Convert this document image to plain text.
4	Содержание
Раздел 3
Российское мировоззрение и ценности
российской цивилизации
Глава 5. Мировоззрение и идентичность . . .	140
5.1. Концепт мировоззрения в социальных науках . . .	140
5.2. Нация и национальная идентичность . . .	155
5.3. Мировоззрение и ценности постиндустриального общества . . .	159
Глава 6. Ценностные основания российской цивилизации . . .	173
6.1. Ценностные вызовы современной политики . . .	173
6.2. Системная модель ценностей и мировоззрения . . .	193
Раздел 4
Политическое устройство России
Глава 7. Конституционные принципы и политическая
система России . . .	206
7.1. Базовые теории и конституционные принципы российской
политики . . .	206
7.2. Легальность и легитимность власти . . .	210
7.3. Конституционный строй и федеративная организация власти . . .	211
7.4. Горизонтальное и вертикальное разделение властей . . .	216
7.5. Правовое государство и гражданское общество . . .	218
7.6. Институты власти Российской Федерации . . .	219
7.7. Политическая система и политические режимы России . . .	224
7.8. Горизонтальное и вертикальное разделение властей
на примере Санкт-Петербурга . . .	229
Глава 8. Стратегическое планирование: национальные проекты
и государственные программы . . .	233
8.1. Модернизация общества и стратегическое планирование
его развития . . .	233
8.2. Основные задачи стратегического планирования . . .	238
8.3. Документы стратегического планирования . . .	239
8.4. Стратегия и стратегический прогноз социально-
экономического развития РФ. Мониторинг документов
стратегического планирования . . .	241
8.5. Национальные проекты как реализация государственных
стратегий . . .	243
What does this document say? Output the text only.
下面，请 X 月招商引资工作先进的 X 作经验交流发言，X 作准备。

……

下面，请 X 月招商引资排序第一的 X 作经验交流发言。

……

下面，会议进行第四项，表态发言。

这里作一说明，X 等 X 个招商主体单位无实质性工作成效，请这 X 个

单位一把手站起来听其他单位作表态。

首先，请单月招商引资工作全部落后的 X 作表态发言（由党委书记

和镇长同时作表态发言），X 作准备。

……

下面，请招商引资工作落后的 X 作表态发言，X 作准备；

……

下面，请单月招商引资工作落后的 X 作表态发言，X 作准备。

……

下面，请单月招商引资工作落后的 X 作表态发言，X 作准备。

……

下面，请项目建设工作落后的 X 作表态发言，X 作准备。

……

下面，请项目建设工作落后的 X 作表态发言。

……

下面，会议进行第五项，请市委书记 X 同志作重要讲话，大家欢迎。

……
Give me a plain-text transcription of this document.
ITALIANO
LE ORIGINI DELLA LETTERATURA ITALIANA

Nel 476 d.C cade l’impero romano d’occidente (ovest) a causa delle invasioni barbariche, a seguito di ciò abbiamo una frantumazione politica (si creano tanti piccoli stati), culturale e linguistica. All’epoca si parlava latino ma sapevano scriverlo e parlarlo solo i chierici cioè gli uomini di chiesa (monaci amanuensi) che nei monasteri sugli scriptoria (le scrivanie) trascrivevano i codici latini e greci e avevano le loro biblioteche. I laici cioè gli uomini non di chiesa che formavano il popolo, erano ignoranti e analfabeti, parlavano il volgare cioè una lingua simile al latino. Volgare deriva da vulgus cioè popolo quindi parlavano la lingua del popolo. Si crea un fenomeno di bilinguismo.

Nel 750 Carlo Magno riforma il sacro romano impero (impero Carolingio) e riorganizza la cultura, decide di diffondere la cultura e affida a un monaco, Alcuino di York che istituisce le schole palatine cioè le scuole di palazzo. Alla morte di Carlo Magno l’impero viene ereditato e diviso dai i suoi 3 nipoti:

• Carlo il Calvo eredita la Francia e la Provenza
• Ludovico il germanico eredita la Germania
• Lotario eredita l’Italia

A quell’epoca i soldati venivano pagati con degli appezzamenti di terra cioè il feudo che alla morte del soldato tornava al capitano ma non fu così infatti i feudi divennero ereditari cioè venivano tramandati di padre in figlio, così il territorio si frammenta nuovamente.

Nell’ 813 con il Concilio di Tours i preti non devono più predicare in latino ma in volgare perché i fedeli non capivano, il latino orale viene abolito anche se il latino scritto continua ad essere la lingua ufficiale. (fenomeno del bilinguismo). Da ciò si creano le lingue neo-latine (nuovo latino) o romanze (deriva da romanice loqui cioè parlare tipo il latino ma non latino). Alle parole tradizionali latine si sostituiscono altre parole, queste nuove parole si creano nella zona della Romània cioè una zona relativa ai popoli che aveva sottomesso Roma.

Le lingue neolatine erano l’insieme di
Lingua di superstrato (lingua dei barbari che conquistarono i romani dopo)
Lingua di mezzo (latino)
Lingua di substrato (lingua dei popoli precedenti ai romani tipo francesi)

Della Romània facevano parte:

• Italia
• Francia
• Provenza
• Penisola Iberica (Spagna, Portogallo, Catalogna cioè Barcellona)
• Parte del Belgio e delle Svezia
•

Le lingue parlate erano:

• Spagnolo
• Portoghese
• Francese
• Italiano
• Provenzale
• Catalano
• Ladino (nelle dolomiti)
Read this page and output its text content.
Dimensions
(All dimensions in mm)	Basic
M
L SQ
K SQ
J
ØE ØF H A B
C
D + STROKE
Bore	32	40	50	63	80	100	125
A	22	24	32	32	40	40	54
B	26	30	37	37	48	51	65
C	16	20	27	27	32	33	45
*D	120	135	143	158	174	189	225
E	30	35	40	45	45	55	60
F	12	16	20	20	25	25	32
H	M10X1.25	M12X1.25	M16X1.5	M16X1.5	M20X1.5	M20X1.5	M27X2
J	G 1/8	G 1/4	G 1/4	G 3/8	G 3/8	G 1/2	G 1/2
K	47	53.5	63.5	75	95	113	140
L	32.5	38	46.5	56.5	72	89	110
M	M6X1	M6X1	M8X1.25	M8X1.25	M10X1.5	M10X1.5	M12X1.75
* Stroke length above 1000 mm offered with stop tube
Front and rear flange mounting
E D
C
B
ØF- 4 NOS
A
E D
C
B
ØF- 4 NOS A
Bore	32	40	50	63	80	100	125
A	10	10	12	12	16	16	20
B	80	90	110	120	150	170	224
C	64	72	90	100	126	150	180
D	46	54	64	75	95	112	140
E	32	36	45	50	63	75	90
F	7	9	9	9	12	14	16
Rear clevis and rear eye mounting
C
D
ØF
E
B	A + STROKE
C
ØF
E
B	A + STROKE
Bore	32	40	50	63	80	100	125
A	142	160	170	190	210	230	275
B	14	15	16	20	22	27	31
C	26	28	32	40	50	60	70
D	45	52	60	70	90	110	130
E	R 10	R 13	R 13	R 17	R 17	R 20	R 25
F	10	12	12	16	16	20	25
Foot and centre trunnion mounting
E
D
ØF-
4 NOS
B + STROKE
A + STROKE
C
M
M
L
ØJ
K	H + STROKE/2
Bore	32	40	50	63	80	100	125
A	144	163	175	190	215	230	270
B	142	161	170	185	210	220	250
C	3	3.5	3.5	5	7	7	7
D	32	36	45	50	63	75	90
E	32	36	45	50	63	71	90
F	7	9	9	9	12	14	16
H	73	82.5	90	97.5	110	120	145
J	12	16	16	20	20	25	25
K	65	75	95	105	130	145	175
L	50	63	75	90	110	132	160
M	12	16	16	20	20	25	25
^^^^^^^^
Type out the whole listing above again, exactly as it stands.

Convert this document image to plain text.
4	Содержание
Раздел 3
Российское мировоззрение и ценности
российской цивилизации
Глава 5. Мировоззрение и идентичность . . .	140
5.1. Концепт мировоззрения в социальных науках . . .	140
5.2. Нация и национальная идентичность . . .	155
5.3. Мировоззрение и ценности постиндустриального общества . . .	159
Глава 6. Ценностные основания российской цивилизации . . .	173
6.1. Ценностные вызовы современной политики . . .	173
6.2. Системная модель ценностей и мировоззрения . . .	193
Раздел 4
Политическое устройство России
Глава 7. Конституционные принципы и политическая
система России . . .	206
7.1. Базовые теории и конституционные принципы российской
политики . . .	206
7.2. Легальность и легитимность власти . . .	210
7.3. Конституционный строй и федеративная организация власти . . .	211
7.4. Горизонтальное и вертикальное разделение властей . . .	216
7.5. Правовое государство и гражданское общество . . .	218
7.6. Институты власти Российской Федерации . . .	219
7.7. Политическая система и политические режимы России . . .	224
7.8. Горизонтальное и вертикальное разделение властей
на примере Санкт-Петербурга . . .	229
Глава 8. Стратегическое планирование: национальные проекты
и государственные программы . . .	233
8.1. Модернизация общества и стратегическое планирование
его развития . . .	233
8.2. Основные задачи стратегического планирования . . .	238
8.3. Документы стратегического планирования . . .	239
8.4. Стратегия и стратегический прогноз социально-
экономического развития РФ. Мониторинг документов
стратегического планирования . . .	241
8.5. Национальные проекты как реализация государственных
стратегий . . .	243
What does this document say? Output the text only.
下面，请 X 月招商引资工作先进的 X 作经验交流发言，X 作准备。

……

下面，请 X 月招商引资排序第一的 X 作经验交流发言。

……

下面，会议进行第四项，表态发言。

这里作一说明，X 等 X 个招商主体单位无实质性工作成效，请这 X 个

单位一把手站起来听其他单位作表态。

首先，请单月招商引资工作全部落后的 X 作表态发言（由党委书记

和镇长同时作表态发言），X 作准备。

……

下面，请招商引资工作落后的 X 作表态发言，X 作准备；

……

下面，请单月招商引资工作落后的 X 作表态发言，X 作准备。

……

下面，请单月招商引资工作落后的 X 作表态发言，X 作准备。

……

下面，请项目建设工作落后的 X 作表态发言，X 作准备。

……

下面，请项目建设工作落后的 X 作表态发言。

……

下面，会议进行第五项，请市委书记 X 同志作重要讲话，大家欢迎。

……
Give me a plain-text transcription of this document.
ITALIANO
LE ORIGINI DELLA LETTERATURA ITALIANA

Nel 476 d.C cade l’impero romano d’occidente (ovest) a causa delle invasioni barbariche, a seguito di ciò abbiamo una frantumazione politica (si creano tanti piccoli stati), culturale e linguistica. All’epoca si parlava latino ma sapevano scriverlo e parlarlo solo i chierici cioè gli uomini di chiesa (monaci amanuensi) che nei monasteri sugli scriptoria (le scrivanie) trascrivevano i codici latini e greci e avevano le loro biblioteche. I laici cioè gli uomini non di chiesa che formavano il popolo, erano ignoranti e analfabeti, parlavano il volgare cioè una lingua simile al latino. Volgare deriva da vulgus cioè popolo quindi parlavano la lingua del popolo. Si crea un fenomeno di bilinguismo.

Nel 750 Carlo Magno riforma il sacro romano impero (impero Carolingio) e riorganizza la cultura, decide di diffondere la cultura e affida a un monaco, Alcuino di York che istituisce le schole palatine cioè le scuole di palazzo. Alla morte di Carlo Magno l’impero viene ereditato e diviso dai i suoi 3 nipoti:

• Carlo il Calvo eredita la Francia e la Provenza
• Ludovico il germanico eredita la Germania
• Lotario eredita l’Italia

A quell’epoca i soldati venivano pagati con degli appezzamenti di terra cioè il feudo che alla morte del soldato tornava al capitano ma non fu così infatti i feudi divennero ereditari cioè venivano tramandati di padre in figlio, così il territorio si frammenta nuovamente.

Nell’ 813 con il Concilio di Tours i preti non devono più predicare in latino ma in volgare perché i fedeli non capivano, il latino orale viene abolito anche se il latino scritto continua ad essere la lingua ufficiale. (fenomeno del bilinguismo). Da ciò si creano le lingue neo-latine (nuovo latino) o romanze (deriva da romanice loqui cioè parlare tipo il latino ma non latino). Alle parole tradizionali latine si sostituiscono altre parole, queste nuove parole si creano nella zona della Romània cioè una zona relativa ai popoli che aveva sottomesso Roma.

Le lingue neolatine erano l’insieme di
Lingua di superstrato (lingua dei barbari che conquistarono i romani dopo)
Lingua di mezzo (latino)
Lingua di substrato (lingua dei popoli precedenti ai romani tipo francesi)

Della Romània facevano parte:

• Italia
• Francia
• Provenza
• Penisola Iberica (Spagna, Portogallo, Catalogna cioè Barcellona)
• Parte del Belgio e delle Svezia
•

Le lingue parlate erano:

• Spagnolo
• Portoghese
• Francese
• Italiano
• Provenzale
• Catalano
• Ladino (nelle dolomiti)
Read this page and output its text content.
Dimensions
(All dimensions in mm)	Basic
M
L SQ
K SQ
J
ØE ØF H A B
C
D + STROKE
Bore	32	40	50	63	80	100	125
A	22	24	32	32	40	40	54
B	26	30	37	37	48	51	65
C	16	20	27	27	32	33	45
*D	120	135	143	158	174	189	225
E	30	35	40	45	45	55	60
F	12	16	20	20	25	25	32
H	M10X1.25	M12X1.25	M16X1.5	M16X1.5	M20X1.5	M20X1.5	M27X2
J	G 1/8	G 1/4	G 1/4	G 3/8	G 3/8	G 1/2	G 1/2
K	47	53.5	63.5	75	95	113	140
L	32.5	38	46.5	56.5	72	89	110
M	M6X1	M6X1	M8X1.25	M8X1.25	M10X1.5	M10X1.5	M12X1.75
* Stroke length above 1000 mm offered with stop tube
Front and rear flange mounting
E D
C
B
ØF- 4 NOS
A
E D
C
B
ØF- 4 NOS A
Bore	32	40	50	63	80	100	125
A	10	10	12	12	16	16	20
B	80	90	110	120	150	170	224
C	64	72	90	100	126	150	180
D	46	54	64	75	95	112	140
E	32	36	45	50	63	75	90
F	7	9	9	9	12	14	16
Rear clevis and rear eye mounting
C
D
ØF
E
B	A + STROKE
C
ØF
E
B	A + STROKE
Bore	32	40	50	63	80	100	125
A	142	160	170	190	210	230	275
B	14	15	16	20	22	27	31
C	26	28	32	40	50	60	70
D	45	52	60	70	90	110	130
E	R 10	R 13	R 13	R 17	R 17	R 20	R 25
F	10	12	12	16	16	20	25
Foot and centre trunnion mounting
E
D
ØF-
4 NOS
B + STROKE
A + STROKE
C
M
M
L
ØJ
K	H + STROKE/2
Bore	32	40	50	63	80	100	125
A	144	163	175	190	215	230	270
B	142	161	170	185	210	220	250
C	3	3.5	3.5	5	7	7	7
D	32	36	45	50	63	75	90
E	32	36	45	50	63	71	90
F	7	9	9	9	12	14	16
H	73	82.5	90	97.5	110	120	145
J	12	16	16	20	20	25	25
K	65	75	95	105	130	145	175
L	50	63	75	90	110	132	160
M	12	16	16	20	20	25	25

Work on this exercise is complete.